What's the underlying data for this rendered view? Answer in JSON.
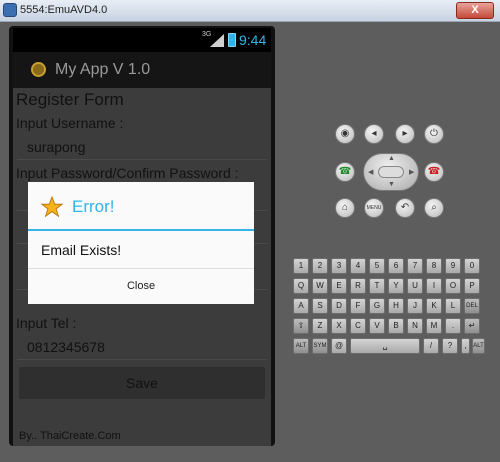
{
  "window": {
    "title": "5554:EmuAVD4.0",
    "close_label": "X"
  },
  "statusbar": {
    "network": "3G",
    "time": "9:44"
  },
  "actionbar": {
    "title": "My App V 1.0"
  },
  "form": {
    "title": "Register Form",
    "username_label": "Input Username :",
    "username_value": "surapong",
    "password_label": "Input Password/Confirm Password :",
    "tel_label": "Input Tel :",
    "tel_value": "0812345678",
    "save_label": "Save",
    "footer": "By.. ThaiCreate.Com"
  },
  "dialog": {
    "title": "Error!",
    "message": "Email Exists!",
    "button": "Close"
  },
  "hardware": {
    "camera": "◉",
    "vol_down": "◂",
    "vol_up": "▸",
    "power": "⏻",
    "call": "☎",
    "end": "☎",
    "home": "⌂",
    "menu": "MENU",
    "back": "↶",
    "search": "⌕"
  },
  "keyboard": {
    "row1": [
      "1",
      "2",
      "3",
      "4",
      "5",
      "6",
      "7",
      "8",
      "9",
      "0"
    ],
    "row2": [
      "Q",
      "W",
      "E",
      "R",
      "T",
      "Y",
      "U",
      "I",
      "O",
      "P"
    ],
    "row3": [
      "A",
      "S",
      "D",
      "F",
      "G",
      "H",
      "J",
      "K",
      "L",
      "DEL"
    ],
    "row4": [
      "⇧",
      "Z",
      "X",
      "C",
      "V",
      "B",
      "N",
      "M",
      ".",
      "↵"
    ],
    "row5": [
      "ALT",
      "SYM",
      "@",
      "␣",
      "/",
      "?",
      ",",
      "ALT"
    ]
  },
  "colors": {
    "accent": "#33b5e5",
    "background": "#5b5b5b"
  }
}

==================================================

Problem. Going through the entries above, tally each line that has the word "title". Answer with the number only.

Answer. 4